What you should do: Reproduce the material in full, exactly as written.

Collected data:
----

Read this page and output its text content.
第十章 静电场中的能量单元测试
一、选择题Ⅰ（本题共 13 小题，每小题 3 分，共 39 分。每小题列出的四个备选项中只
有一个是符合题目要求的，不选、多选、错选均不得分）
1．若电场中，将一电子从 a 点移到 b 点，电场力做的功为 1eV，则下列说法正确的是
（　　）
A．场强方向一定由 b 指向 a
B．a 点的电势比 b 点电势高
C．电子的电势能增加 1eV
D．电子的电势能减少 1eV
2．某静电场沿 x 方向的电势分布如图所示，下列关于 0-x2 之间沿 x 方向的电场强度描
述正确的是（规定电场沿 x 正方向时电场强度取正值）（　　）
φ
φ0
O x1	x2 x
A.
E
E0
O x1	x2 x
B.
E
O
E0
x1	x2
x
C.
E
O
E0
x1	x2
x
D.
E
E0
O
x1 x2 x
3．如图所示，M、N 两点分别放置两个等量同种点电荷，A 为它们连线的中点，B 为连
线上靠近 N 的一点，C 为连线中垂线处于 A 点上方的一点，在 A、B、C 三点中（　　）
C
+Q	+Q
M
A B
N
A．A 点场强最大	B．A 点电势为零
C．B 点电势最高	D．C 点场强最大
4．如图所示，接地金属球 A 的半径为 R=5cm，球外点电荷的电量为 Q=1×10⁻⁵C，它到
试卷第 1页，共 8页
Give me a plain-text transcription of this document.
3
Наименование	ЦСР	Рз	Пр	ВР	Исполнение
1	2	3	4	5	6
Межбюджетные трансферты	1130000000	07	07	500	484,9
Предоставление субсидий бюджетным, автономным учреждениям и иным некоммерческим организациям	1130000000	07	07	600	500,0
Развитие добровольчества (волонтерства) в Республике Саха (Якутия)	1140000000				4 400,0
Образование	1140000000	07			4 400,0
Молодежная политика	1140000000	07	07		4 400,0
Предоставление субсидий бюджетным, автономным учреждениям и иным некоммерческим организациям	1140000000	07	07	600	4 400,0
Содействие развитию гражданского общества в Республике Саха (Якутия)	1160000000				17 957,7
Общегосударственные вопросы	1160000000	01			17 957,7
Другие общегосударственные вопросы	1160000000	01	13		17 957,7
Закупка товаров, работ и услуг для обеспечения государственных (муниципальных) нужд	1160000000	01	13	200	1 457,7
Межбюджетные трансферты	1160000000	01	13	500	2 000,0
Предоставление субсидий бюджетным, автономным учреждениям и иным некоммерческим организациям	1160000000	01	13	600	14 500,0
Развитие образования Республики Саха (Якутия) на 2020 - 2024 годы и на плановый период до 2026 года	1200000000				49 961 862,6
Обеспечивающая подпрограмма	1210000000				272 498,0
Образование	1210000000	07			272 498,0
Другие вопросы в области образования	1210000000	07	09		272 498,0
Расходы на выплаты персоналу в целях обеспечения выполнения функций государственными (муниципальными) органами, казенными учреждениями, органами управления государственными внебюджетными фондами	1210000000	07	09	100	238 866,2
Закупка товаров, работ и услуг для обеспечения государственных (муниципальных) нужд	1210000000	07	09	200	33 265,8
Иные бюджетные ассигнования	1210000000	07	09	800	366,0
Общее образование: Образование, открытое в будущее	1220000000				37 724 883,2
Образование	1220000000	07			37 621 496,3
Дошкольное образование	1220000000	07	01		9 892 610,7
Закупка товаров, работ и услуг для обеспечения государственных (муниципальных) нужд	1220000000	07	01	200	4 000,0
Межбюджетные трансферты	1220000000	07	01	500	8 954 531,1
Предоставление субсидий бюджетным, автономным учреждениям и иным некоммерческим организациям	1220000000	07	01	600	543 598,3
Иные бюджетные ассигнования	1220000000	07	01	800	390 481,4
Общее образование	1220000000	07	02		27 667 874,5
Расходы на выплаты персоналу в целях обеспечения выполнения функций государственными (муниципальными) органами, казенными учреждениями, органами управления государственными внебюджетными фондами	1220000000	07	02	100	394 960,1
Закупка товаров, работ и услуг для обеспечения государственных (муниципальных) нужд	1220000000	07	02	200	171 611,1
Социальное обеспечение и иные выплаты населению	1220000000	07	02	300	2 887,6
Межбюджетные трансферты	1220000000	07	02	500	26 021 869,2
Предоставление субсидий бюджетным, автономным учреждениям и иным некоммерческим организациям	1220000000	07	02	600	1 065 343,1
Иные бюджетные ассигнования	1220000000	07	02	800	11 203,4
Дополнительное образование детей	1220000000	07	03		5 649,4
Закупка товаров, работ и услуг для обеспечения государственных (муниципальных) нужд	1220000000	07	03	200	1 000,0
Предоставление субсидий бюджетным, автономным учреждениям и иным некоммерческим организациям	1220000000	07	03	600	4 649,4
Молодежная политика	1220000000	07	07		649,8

----

Answer to this problem:
Read this page and output its text content.
第十章 静电场中的能量单元测试
一、选择题Ⅰ（本题共 13 小题，每小题 3 分，共 39 分。每小题列出的四个备选项中只
有一个是符合题目要求的，不选、多选、错选均不得分）
1．若电场中，将一电子从 a 点移到 b 点，电场力做的功为 1eV，则下列说法正确的是
（　　）
A．场强方向一定由 b 指向 a
B．a 点的电势比 b 点电势高
C．电子的电势能增加 1eV
D．电子的电势能减少 1eV
2．某静电场沿 x 方向的电势分布如图所示，下列关于 0-x2 之间沿 x 方向的电场强度描
述正确的是（规定电场沿 x 正方向时电场强度取正值）（　　）
φ
φ0
O x1	x2 x
A.
E
E0
O x1	x2 x
B.
E
O
E0
x1	x2
x
C.
E
O
E0
x1	x2
x
D.
E
E0
O
x1 x2 x
3．如图所示，M、N 两点分别放置两个等量同种点电荷，A 为它们连线的中点，B 为连
线上靠近 N 的一点，C 为连线中垂线处于 A 点上方的一点，在 A、B、C 三点中（　　）
C
+Q	+Q
M
A B
N
A．A 点场强最大	B．A 点电势为零
C．B 点电势最高	D．C 点场强最大
4．如图所示，接地金属球 A 的半径为 R=5cm，球外点电荷的电量为 Q=1×10⁻⁵C，它到
试卷第 1页，共 8页
Give me a plain-text transcription of this document.
3
Наименование	ЦСР	Рз	Пр	ВР	Исполнение
1	2	3	4	5	6
Межбюджетные трансферты	1130000000	07	07	500	484,9
Предоставление субсидий бюджетным, автономным учреждениям и иным некоммерческим организациям	1130000000	07	07	600	500,0
Развитие добровольчества (волонтерства) в Республике Саха (Якутия)	1140000000				4 400,0
Образование	1140000000	07			4 400,0
Молодежная политика	1140000000	07	07		4 400,0
Предоставление субсидий бюджетным, автономным учреждениям и иным некоммерческим организациям	1140000000	07	07	600	4 400,0
Содействие развитию гражданского общества в Республике Саха (Якутия)	1160000000				17 957,7
Общегосударственные вопросы	1160000000	01			17 957,7
Другие общегосударственные вопросы	1160000000	01	13		17 957,7
Закупка товаров, работ и услуг для обеспечения государственных (муниципальных) нужд	1160000000	01	13	200	1 457,7
Межбюджетные трансферты	1160000000	01	13	500	2 000,0
Предоставление субсидий бюджетным, автономным учреждениям и иным некоммерческим организациям	1160000000	01	13	600	14 500,0
Развитие образования Республики Саха (Якутия) на 2020 - 2024 годы и на плановый период до 2026 года	1200000000				49 961 862,6
Обеспечивающая подпрограмма	1210000000				272 498,0
Образование	1210000000	07			272 498,0
Другие вопросы в области образования	1210000000	07	09		272 498,0
Расходы на выплаты персоналу в целях обеспечения выполнения функций государственными (муниципальными) органами, казенными учреждениями, органами управления государственными внебюджетными фондами	1210000000	07	09	100	238 866,2
Закупка товаров, работ и услуг для обеспечения государственных (муниципальных) нужд	1210000000	07	09	200	33 265,8
Иные бюджетные ассигнования	1210000000	07	09	800	366,0
Общее образование: Образование, открытое в будущее	1220000000				37 724 883,2
Образование	1220000000	07			37 621 496,3
Дошкольное образование	1220000000	07	01		9 892 610,7
Закупка товаров, работ и услуг для обеспечения государственных (муниципальных) нужд	1220000000	07	01	200	4 000,0
Межбюджетные трансферты	1220000000	07	01	500	8 954 531,1
Предоставление субсидий бюджетным, автономным учреждениям и иным некоммерческим организациям	1220000000	07	01	600	543 598,3
Иные бюджетные ассигнования	1220000000	07	01	800	390 481,4
Общее образование	1220000000	07	02		27 667 874,5
Расходы на выплаты персоналу в целях обеспечения выполнения функций государственными (муниципальными) органами, казенными учреждениями, органами управления государственными внебюджетными фондами	1220000000	07	02	100	394 960,1
Закупка товаров, работ и услуг для обеспечения государственных (муниципальных) нужд	1220000000	07	02	200	171 611,1
Социальное обеспечение и иные выплаты населению	1220000000	07	02	300	2 887,6
Межбюджетные трансферты	1220000000	07	02	500	26 021 869,2
Предоставление субсидий бюджетным, автономным учреждениям и иным некоммерческим организациям	1220000000	07	02	600	1 065 343,1
Иные бюджетные ассигнования	1220000000	07	02	800	11 203,4
Дополнительное образование детей	1220000000	07	03		5 649,4
Закупка товаров, работ и услуг для обеспечения государственных (муниципальных) нужд	1220000000	07	03	200	1 000,0
Предоставление субсидий бюджетным, автономным учреждениям и иным некоммерческим организациям	1220000000	07	03	600	4 649,4
Молодежная политика	1220000000	07	07		649,8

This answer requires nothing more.